++++ TRECHO DO DOCUMENTO

Nos primeiros movimentos de "Show Don't Tell", o letrista nos leva a pensar sobre o quanto as pessoas não são desconfiadas o suficiente, aceitando tudo o que lhes é apresentado por simples confiança ou fé. Não se trata apenas da fé religiosa, mas da fé em pessoas comuns, em líderes diversos, em ideologias e filosofias, insistindo cegamente em ideias superficiais como certezas absolutas, desperdiçando suas vidas e descobrindo tarde demais que estavam errados.
Por outro lado, "Show Don't Tell" aborda assuntos como culpa e prepotência. Geralmente, as pessoas trazem em si dificuldades de assumir erros - muitos culpam tudo, mas não conseguem olhar para si mesmos. Quando somos criticados ou quando alguém aponta nossas falhas, buscamos nos esconder atrás das muralhas erguidas em nossas próprias mentes. Tendemos empunhar um escudo para nos defender de ataques alheios (mesmo reconhecendo interiormente as nossas imperfeições). Nossa mente se fecha, encurralada pelo seu pior inimigo e pronta para contra-atacar.
Não é difícil afirmar que é mais fácil encontrar culpados do que assumir nossos deslizes. Reconhecer erros soa, aos outros, que somos fracassados. Tal atitude fere nosso ego e nos diminui perante uma sociedade que se baseia, em muitos casos, na mentira. Ouvir verdades soa como um insulto ao nosso orgulho, pois somos muito apegados a elogios e torna-se difícil compreender que são as críticas que nos fortalecem e que nos edificam. Assumir os nossos próprios erros é abdicar da autossuficiência que nos prende e, sentir-se dono da verdade revela-se, no fim das contas, como uma grande ignorância. Quem nunca errou também nunca descobriu algo novo.
É bastante complicado termos a medida correta entre a autoconfiança e a prepotência. No mundo atual, sabemos que não são bem vistas personalidades inseguras. Nossos pares sempre esperam de nós uma postura autoconfiante: que possamos transmitir segurança e sensatez em nossas decisões, que nos expressemos com tranquilidade, que nos disponhamos a enfrentar desafios e que estejamos preparados para assumir responsabilidades. Porém, algumas vezes, essa coerção social encontra indivíduos despreparados que acabam agindo na defensiva, com arrogância e agressividade para fazer prevalecer seus pontos de vista.

++++++++
++++ DADOS

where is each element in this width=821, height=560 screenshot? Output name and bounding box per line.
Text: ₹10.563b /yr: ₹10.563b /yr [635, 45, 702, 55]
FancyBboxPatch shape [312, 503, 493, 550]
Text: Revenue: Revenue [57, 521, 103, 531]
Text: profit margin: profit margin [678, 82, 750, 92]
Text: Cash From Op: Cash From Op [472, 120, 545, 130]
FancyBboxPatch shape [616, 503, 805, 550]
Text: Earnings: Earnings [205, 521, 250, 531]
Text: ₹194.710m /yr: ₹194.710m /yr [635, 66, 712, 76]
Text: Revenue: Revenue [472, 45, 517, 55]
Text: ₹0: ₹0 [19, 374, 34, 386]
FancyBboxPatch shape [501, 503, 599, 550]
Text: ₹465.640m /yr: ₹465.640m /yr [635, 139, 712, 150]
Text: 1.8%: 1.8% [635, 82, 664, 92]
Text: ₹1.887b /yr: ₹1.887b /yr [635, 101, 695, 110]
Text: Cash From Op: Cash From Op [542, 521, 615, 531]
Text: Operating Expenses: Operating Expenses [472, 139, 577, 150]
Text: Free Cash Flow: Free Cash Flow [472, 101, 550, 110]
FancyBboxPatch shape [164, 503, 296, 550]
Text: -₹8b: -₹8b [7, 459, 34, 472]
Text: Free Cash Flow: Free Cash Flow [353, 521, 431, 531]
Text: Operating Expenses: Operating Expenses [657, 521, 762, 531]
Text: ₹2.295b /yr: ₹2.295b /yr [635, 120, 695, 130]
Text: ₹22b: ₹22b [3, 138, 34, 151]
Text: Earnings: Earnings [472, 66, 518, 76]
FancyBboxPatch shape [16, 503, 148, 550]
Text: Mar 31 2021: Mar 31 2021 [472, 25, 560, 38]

++++++++

_O QUE FAZER:_
1 - Segundo o trecho sobre a música "Show Don't Tell", o que fortalece e edifica as pessoas?
2 - Prossiga com o trecho sobre a música "Show Don't Tell" a partir da última frase apresentada.

_RESULTADOS EM ORDEM:_
1 - As críticas.

2 -
"Show Don't Tell" também nos leva a pensar na dificuldade de saber se devemos ou não confiar em alguém. Essas duas opções apresentam riscos e são perigosas, principalmente em um mundo conturbado pelo despreparo, displicência, enganos, superficialidades e traições. Obviamente, todos nós precisamos de pessoas de confiança que nos apoiem em momentos de dificuldades. Porém, existem os aproveitadores, aqueles que conseguem manipular situações para obter vantagens e para prejudicar outras pessoas. Confiar em demasia pode nos levar a decepções dolorosas. Não devemos ser ingênuos e inexperientes, acreditando cegamente em tudo e em todos, mas devemos olhar e analisar criteriosamente aqueles em quem devemos depositar nossa preciosa confiança.
A condução de Peart em "Show Don't Tell", utilizando a relação entre um tribunal do júri, o réu e o juiz, representa metaforicamente a necessidade de avaliação e estudo profundo das diversas situações com as quais nos defrontamos ao longo da vida. Nos Estados Unidos, todos os crimes são da competência do júri, com os processos sendo instruídos perante os jurados. O interrogatório do réu e a inquirição das testemunhas são procedidos diretamente pelas partes. Os jurados não respondem a quesitos, decidindo apenas se o réu é ou não culpado. Se o réu quiser renunciar ao direito de ser julgado pelo Júri, basta antecipar-se ao veredicto, confessando sua culpa, em audiência prévia. Somente nesse caso é que será julgado pelo juiz. Não ha incomunicabilidade entre os jurados e não se admite decisão por maioria.
O sistema americano de justiça baseia-se, essencialmente, em processos onde há confrontos. O sistema entende que a verdade tem maior probabilidade de aparecer quando os dois lados - a defesa e a acusação - podem apresentar a sua causa de forma veemente a um júri, em conformidade com normas imparciais que regem as provas perante um juiz isento. O caráter meramente diretivo da atuação do juiz no processo pelo júri nos EUA é um traço característico daquele sistema.
O Tribunal do Júri foi popularizado especialmente pelos filmes norte-americanos, onde a dramaticidade do confronto entre teses de acusação e de defesa é explorada para caracterizar a difícil missão de avaliar as evidências para se fazer justiça. A maioria dessas obras americanas apresenta a discussão do caso no tribunal, ao mesmo tempo em que há uma batalha de forças envolvendo a paixão pela justiça, a ambição de se desviar dela e o interesse em tirar proveito dessas situações. Essas imagens, na canção do Rush, expõem a percepção inicial do que nos é apresentado (juiz), os confrontos internos de avaliação e ponderação (o júri), e a exteriorização da decisão (juiz). Sem dúvidas, outra magnífica criação de Peart em seu esplêndido trabalho como letrista.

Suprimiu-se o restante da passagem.